* What this task involves
Copy out each line of the data holding "Deut".

* * * * *

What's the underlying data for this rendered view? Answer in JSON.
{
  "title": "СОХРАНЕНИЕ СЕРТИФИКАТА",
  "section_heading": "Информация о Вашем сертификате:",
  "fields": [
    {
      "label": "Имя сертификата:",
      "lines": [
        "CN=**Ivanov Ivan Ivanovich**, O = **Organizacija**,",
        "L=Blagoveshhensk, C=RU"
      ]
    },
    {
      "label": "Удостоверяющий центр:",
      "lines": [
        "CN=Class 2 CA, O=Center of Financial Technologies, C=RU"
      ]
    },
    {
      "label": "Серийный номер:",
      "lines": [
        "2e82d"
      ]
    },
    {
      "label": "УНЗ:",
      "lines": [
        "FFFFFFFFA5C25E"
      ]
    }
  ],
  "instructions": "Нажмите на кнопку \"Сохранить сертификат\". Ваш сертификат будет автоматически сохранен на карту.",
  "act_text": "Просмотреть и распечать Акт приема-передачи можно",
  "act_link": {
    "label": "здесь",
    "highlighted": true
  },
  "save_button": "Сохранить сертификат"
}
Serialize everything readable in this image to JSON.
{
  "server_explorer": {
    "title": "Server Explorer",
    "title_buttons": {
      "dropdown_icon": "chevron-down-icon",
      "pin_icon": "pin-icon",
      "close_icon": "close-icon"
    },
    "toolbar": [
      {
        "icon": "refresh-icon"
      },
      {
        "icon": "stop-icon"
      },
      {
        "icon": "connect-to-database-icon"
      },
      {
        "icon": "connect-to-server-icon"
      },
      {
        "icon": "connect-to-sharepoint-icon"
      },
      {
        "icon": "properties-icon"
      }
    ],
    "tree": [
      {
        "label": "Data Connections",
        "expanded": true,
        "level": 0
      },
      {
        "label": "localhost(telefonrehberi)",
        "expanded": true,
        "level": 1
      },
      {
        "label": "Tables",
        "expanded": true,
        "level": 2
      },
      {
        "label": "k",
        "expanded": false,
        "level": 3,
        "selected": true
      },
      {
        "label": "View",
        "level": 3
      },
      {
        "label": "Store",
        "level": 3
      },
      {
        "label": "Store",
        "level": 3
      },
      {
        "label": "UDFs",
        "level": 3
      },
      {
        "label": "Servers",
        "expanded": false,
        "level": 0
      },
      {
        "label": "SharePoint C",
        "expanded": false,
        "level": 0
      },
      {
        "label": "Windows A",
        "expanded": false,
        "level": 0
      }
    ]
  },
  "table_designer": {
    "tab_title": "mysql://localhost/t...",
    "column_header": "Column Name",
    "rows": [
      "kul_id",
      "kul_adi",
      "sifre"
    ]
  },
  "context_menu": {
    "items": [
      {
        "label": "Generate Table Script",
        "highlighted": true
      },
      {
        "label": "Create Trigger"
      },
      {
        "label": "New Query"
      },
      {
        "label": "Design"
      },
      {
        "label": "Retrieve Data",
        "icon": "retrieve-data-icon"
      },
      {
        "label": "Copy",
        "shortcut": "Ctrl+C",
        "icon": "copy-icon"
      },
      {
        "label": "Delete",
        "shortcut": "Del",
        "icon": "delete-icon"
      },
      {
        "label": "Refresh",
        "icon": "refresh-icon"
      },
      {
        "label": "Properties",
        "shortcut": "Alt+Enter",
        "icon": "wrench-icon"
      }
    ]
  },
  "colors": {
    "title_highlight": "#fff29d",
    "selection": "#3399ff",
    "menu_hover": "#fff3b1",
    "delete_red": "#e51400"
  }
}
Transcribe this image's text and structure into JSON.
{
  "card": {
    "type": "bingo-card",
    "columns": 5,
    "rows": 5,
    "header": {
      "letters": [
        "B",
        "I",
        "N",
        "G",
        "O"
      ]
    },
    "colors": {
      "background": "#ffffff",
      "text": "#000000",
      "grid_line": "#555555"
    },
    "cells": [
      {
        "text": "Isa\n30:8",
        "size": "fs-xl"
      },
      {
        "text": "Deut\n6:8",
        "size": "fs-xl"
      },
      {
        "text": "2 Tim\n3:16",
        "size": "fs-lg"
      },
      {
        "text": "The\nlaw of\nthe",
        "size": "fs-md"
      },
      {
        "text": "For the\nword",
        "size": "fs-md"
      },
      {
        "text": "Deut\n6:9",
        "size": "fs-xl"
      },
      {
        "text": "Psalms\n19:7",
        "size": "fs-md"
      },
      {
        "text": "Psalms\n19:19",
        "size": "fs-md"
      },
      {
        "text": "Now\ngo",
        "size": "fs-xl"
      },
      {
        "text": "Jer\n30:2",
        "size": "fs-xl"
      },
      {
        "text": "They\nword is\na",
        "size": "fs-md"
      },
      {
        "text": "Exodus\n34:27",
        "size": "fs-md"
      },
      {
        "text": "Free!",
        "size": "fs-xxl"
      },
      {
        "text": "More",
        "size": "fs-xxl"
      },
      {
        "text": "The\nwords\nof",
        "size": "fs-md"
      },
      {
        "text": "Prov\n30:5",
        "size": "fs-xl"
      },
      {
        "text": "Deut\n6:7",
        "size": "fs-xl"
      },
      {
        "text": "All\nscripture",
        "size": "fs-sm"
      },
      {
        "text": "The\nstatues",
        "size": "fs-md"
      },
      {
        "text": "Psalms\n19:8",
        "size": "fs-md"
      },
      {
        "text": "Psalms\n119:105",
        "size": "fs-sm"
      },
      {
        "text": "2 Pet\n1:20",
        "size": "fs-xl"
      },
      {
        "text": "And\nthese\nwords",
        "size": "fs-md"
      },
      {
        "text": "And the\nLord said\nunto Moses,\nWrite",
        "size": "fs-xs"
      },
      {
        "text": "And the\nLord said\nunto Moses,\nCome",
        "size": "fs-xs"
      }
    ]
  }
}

* * * * *

* Response to this exercise
        "text": "Deut\n6:8",
        "text": "Deut\n6:9",
        "text": "Deut\n6:7",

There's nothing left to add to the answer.